─── Working data ───

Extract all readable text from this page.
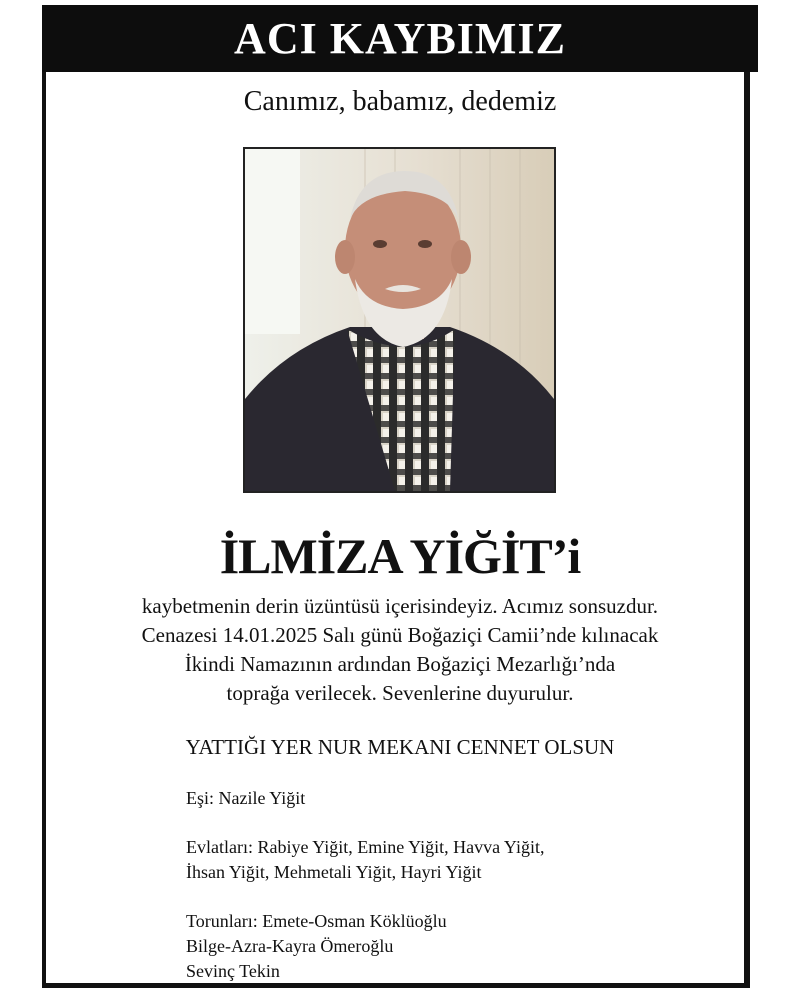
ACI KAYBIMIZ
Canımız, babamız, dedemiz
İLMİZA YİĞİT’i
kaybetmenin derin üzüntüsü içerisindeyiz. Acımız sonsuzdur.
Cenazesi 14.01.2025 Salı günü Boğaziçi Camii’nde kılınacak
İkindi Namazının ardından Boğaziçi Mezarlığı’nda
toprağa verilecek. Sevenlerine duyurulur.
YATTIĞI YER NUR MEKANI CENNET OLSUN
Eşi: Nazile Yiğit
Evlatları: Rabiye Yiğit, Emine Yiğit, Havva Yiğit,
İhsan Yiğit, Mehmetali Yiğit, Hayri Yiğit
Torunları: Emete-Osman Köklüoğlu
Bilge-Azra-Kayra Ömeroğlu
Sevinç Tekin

───
─── Working data ───

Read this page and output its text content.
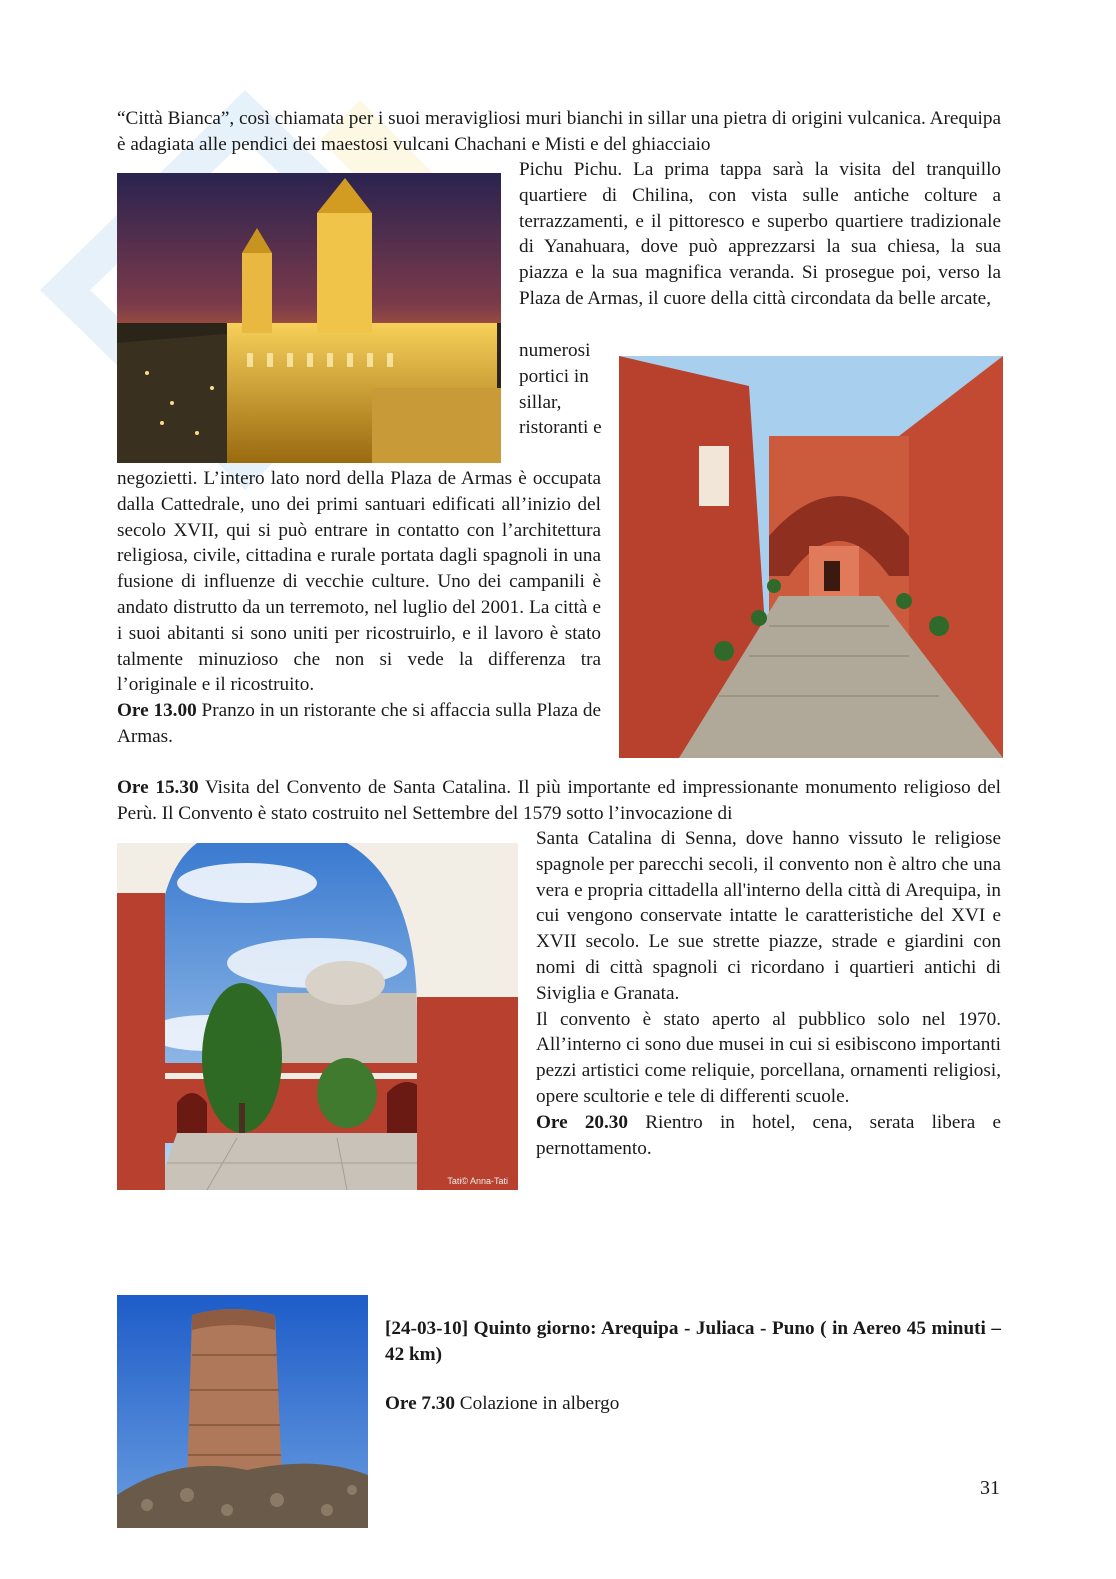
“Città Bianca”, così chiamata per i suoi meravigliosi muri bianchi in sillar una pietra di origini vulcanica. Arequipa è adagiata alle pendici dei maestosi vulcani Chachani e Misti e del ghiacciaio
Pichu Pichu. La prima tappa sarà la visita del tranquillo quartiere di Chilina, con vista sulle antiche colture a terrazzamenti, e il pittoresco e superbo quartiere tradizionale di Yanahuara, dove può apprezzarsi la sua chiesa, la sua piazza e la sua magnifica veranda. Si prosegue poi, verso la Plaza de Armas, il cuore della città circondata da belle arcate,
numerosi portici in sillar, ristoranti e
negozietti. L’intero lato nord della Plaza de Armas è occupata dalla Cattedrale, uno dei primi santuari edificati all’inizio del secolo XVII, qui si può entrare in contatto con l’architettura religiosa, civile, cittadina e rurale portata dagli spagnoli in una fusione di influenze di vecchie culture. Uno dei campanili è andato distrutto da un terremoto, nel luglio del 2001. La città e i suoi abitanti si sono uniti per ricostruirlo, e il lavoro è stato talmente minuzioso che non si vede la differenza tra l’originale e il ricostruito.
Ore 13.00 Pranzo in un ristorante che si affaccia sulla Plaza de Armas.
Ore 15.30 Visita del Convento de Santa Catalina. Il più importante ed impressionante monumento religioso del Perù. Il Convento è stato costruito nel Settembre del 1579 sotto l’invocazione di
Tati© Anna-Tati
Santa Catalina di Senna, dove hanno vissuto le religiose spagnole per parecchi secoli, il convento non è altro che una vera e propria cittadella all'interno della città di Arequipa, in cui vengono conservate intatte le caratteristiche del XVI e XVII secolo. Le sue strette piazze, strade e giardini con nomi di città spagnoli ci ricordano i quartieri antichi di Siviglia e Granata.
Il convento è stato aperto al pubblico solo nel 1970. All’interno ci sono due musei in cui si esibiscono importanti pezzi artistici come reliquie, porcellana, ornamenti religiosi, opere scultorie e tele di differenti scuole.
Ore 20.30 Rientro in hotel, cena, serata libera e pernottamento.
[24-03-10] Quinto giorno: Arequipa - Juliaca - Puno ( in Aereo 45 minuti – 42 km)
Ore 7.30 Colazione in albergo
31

───

> [Description of the task]:
Scan the material line by line and report each one that contains "Arequipa".

> [Result]:
“Città Bianca”, così chiamata per i suoi meravigliosi muri bianchi in sillar una pietra di origini vulcanica. Arequipa è adagiata alle pendici dei maestosi vulcani Chachani e Misti e del ghiacciaio
Santa Catalina di Senna, dove hanno vissuto le religiose spagnole per parecchi secoli, il convento non è altro che una vera e propria cittadella all'interno della città di Arequipa, in cui vengono conservate intatte le caratteristiche del XVI e XVII secolo. Le sue strette piazze, strade e giardini con nomi di città spagnoli ci ricordano i quartieri antichi di Siviglia e Granata.
[24-03-10] Quinto giorno: Arequipa - Juliaca - Puno ( in Aereo 45 minuti – 42 km)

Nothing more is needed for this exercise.